_TO DO_
Begin at the line that contains "Read out every word on this page." and repeat every line from there to the end of the records below, inclusive, without adding any other line.

┌────────

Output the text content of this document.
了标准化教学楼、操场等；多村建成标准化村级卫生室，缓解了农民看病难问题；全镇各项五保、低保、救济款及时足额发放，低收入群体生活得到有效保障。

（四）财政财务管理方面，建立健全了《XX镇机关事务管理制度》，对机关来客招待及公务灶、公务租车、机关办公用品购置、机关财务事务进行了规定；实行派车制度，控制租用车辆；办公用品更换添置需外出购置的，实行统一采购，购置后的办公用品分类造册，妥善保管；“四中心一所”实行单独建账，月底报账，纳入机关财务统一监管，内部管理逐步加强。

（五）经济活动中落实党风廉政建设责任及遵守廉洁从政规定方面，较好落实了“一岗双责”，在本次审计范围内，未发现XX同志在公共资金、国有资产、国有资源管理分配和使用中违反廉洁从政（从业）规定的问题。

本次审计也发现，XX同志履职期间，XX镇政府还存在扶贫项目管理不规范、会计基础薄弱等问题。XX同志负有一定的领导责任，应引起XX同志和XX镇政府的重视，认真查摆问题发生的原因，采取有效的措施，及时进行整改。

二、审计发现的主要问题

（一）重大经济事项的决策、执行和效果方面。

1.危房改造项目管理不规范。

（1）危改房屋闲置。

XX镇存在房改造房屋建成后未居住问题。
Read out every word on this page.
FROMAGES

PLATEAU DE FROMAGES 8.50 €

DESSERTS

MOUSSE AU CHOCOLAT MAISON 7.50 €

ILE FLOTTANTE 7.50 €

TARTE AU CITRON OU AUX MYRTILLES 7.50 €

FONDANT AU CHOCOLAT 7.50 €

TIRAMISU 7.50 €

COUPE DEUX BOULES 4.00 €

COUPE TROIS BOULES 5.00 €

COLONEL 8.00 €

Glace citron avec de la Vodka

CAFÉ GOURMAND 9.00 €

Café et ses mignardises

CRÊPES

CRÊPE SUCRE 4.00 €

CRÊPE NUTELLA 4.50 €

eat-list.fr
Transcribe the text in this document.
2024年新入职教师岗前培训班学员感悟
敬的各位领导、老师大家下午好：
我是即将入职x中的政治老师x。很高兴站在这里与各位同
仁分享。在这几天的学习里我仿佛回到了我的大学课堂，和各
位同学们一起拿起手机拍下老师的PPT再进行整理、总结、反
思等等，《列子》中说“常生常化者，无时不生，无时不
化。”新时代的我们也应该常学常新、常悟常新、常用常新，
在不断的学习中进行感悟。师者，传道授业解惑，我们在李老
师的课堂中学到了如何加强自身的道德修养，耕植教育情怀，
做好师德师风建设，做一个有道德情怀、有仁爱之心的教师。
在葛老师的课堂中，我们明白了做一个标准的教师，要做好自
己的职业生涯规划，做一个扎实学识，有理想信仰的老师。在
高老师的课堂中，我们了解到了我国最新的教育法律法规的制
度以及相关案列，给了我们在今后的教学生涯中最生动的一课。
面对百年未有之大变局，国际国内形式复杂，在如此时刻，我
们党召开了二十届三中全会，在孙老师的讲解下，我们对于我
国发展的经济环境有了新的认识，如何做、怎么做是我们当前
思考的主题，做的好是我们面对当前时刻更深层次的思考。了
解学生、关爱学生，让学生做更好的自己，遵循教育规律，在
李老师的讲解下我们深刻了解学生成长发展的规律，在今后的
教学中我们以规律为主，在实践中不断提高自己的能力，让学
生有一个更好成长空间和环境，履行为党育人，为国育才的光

└────────

_FINAL RESULT_
Read out every word on this page.
FROMAGES

PLATEAU DE FROMAGES 8.50 €

DESSERTS

MOUSSE AU CHOCOLAT MAISON 7.50 €

ILE FLOTTANTE 7.50 €

TARTE AU CITRON OU AUX MYRTILLES 7.50 €

FONDANT AU CHOCOLAT 7.50 €

TIRAMISU 7.50 €

COUPE DEUX BOULES 4.00 €

COUPE TROIS BOULES 5.00 €

COLONEL 8.00 €

Glace citron avec de la Vodka

CAFÉ GOURMAND 9.00 €

Café et ses mignardises

CRÊPES

CRÊPE SUCRE 4.00 €

CRÊPE NUTELLA 4.50 €

eat-list.fr
Transcribe the text in this document.
2024年新入职教师岗前培训班学员感悟
敬的各位领导、老师大家下午好：
我是即将入职x中的政治老师x。很高兴站在这里与各位同
仁分享。在这几天的学习里我仿佛回到了我的大学课堂，和各
位同学们一起拿起手机拍下老师的PPT再进行整理、总结、反
思等等，《列子》中说“常生常化者，无时不生，无时不
化。”新时代的我们也应该常学常新、常悟常新、常用常新，
在不断的学习中进行感悟。师者，传道授业解惑，我们在李老
师的课堂中学到了如何加强自身的道德修养，耕植教育情怀，
做好师德师风建设，做一个有道德情怀、有仁爱之心的教师。
在葛老师的课堂中，我们明白了做一个标准的教师，要做好自
己的职业生涯规划，做一个扎实学识，有理想信仰的老师。在
高老师的课堂中，我们了解到了我国最新的教育法律法规的制
度以及相关案列，给了我们在今后的教学生涯中最生动的一课。
面对百年未有之大变局，国际国内形式复杂，在如此时刻，我
们党召开了二十届三中全会，在孙老师的讲解下，我们对于我
国发展的经济环境有了新的认识，如何做、怎么做是我们当前
思考的主题，做的好是我们面对当前时刻更深层次的思考。了
解学生、关爱学生，让学生做更好的自己，遵循教育规律，在
李老师的讲解下我们深刻了解学生成长发展的规律，在今后的
教学中我们以规律为主，在实践中不断提高自己的能力，让学
生有一个更好成长空间和环境，履行为党育人，为国育才的光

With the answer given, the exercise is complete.